(Stored records):
>> begin
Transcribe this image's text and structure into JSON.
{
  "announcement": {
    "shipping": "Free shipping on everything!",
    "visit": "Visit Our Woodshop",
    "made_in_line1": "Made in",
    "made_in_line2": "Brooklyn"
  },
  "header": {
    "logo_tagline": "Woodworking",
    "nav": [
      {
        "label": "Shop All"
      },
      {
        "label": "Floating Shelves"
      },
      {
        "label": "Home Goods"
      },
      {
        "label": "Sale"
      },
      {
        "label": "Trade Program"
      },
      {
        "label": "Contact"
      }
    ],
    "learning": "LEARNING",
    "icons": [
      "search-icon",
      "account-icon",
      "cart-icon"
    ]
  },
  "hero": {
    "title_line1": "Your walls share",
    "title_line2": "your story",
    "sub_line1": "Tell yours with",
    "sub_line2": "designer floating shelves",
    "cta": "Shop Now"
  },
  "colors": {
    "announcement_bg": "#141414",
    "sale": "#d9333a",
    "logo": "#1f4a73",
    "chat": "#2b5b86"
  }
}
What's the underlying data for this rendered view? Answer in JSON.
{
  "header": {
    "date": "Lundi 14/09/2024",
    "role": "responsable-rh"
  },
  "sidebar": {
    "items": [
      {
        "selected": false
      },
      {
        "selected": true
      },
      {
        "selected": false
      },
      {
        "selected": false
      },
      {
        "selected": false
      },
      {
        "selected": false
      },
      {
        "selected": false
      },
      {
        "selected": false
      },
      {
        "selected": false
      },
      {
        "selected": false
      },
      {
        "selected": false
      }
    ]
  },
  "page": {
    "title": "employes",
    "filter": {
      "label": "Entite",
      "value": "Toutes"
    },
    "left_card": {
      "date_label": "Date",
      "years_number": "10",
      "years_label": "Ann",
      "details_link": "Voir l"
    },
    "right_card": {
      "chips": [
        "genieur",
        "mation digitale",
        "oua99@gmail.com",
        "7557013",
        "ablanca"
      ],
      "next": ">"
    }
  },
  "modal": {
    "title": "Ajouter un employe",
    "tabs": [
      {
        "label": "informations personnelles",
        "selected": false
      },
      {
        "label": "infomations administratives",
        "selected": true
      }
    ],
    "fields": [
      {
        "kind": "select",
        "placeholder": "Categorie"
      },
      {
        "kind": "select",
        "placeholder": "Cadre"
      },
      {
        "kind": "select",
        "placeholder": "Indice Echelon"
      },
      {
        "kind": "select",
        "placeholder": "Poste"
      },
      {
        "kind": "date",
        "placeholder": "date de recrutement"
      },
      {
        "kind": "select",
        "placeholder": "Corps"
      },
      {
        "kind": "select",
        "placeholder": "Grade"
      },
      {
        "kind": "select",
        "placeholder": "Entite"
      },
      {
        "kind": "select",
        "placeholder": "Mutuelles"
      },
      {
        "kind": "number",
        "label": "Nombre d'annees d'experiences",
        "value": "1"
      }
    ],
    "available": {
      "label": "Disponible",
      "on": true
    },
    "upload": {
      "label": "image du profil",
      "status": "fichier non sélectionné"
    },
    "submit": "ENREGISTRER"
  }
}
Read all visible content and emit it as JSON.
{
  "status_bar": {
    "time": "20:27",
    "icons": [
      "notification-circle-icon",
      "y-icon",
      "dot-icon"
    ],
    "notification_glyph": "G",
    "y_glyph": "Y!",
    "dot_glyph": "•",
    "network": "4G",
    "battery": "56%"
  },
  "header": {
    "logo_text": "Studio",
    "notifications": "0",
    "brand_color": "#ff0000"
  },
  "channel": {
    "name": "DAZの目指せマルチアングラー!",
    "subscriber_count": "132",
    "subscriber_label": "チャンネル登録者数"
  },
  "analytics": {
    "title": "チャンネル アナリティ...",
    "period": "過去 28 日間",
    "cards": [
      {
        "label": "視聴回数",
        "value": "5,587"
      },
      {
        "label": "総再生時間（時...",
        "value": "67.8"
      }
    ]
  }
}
>> end
(Problem): Set down the entries verbatim, leaving none out.

(Finished task):
Transcribe this image's text and structure into JSON.
{
  "announcement": {
    "shipping": "Free shipping on everything!",
    "visit": "Visit Our Woodshop",
    "made_in_line1": "Made in",
    "made_in_line2": "Brooklyn"
  },
  "header": {
    "logo_tagline": "Woodworking",
    "nav": [
      {
        "label": "Shop All"
      },
      {
        "label": "Floating Shelves"
      },
      {
        "label": "Home Goods"
      },
      {
        "label": "Sale"
      },
      {
        "label": "Trade Program"
      },
      {
        "label": "Contact"
      }
    ],
    "learning": "LEARNING",
    "icons": [
      "search-icon",
      "account-icon",
      "cart-icon"
    ]
  },
  "hero": {
    "title_line1": "Your walls share",
    "title_line2": "your story",
    "sub_line1": "Tell yours with",
    "sub_line2": "designer floating shelves",
    "cta": "Shop Now"
  },
  "colors": {
    "announcement_bg": "#141414",
    "sale": "#d9333a",
    "logo": "#1f4a73",
    "chat": "#2b5b86"
  }
}
What's the underlying data for this rendered view? Answer in JSON.
{
  "header": {
    "date": "Lundi 14/09/2024",
    "role": "responsable-rh"
  },
  "sidebar": {
    "items": [
      {
        "selected": false
      },
      {
        "selected": true
      },
      {
        "selected": false
      },
      {
        "selected": false
      },
      {
        "selected": false
      },
      {
        "selected": false
      },
      {
        "selected": false
      },
      {
        "selected": false
      },
      {
        "selected": false
      },
      {
        "selected": false
      },
      {
        "selected": false
      }
    ]
  },
  "page": {
    "title": "employes",
    "filter": {
      "label": "Entite",
      "value": "Toutes"
    },
    "left_card": {
      "date_label": "Date",
      "years_number": "10",
      "years_label": "Ann",
      "details_link": "Voir l"
    },
    "right_card": {
      "chips": [
        "genieur",
        "mation digitale",
        "oua99@gmail.com",
        "7557013",
        "ablanca"
      ],
      "next": ">"
    }
  },
  "modal": {
    "title": "Ajouter un employe",
    "tabs": [
      {
        "label": "informations personnelles",
        "selected": false
      },
      {
        "label": "infomations administratives",
        "selected": true
      }
    ],
    "fields": [
      {
        "kind": "select",
        "placeholder": "Categorie"
      },
      {
        "kind": "select",
        "placeholder": "Cadre"
      },
      {
        "kind": "select",
        "placeholder": "Indice Echelon"
      },
      {
        "kind": "select",
        "placeholder": "Poste"
      },
      {
        "kind": "date",
        "placeholder": "date de recrutement"
      },
      {
        "kind": "select",
        "placeholder": "Corps"
      },
      {
        "kind": "select",
        "placeholder": "Grade"
      },
      {
        "kind": "select",
        "placeholder": "Entite"
      },
      {
        "kind": "select",
        "placeholder": "Mutuelles"
      },
      {
        "kind": "number",
        "label": "Nombre d'annees d'experiences",
        "value": "1"
      }
    ],
    "available": {
      "label": "Disponible",
      "on": true
    },
    "upload": {
      "label": "image du profil",
      "status": "fichier non sélectionné"
    },
    "submit": "ENREGISTRER"
  }
}
Read all visible content and emit it as JSON.
{
  "status_bar": {
    "time": "20:27",
    "icons": [
      "notification-circle-icon",
      "y-icon",
      "dot-icon"
    ],
    "notification_glyph": "G",
    "y_glyph": "Y!",
    "dot_glyph": "•",
    "network": "4G",
    "battery": "56%"
  },
  "header": {
    "logo_text": "Studio",
    "notifications": "0",
    "brand_color": "#ff0000"
  },
  "channel": {
    "name": "DAZの目指せマルチアングラー!",
    "subscriber_count": "132",
    "subscriber_label": "チャンネル登録者数"
  },
  "analytics": {
    "title": "チャンネル アナリティ...",
    "period": "過去 28 日間",
    "cards": [
      {
        "label": "視聴回数",
        "value": "5,587"
      },
      {
        "label": "総再生時間（時...",
        "value": "67.8"
      }
    ]
  }
}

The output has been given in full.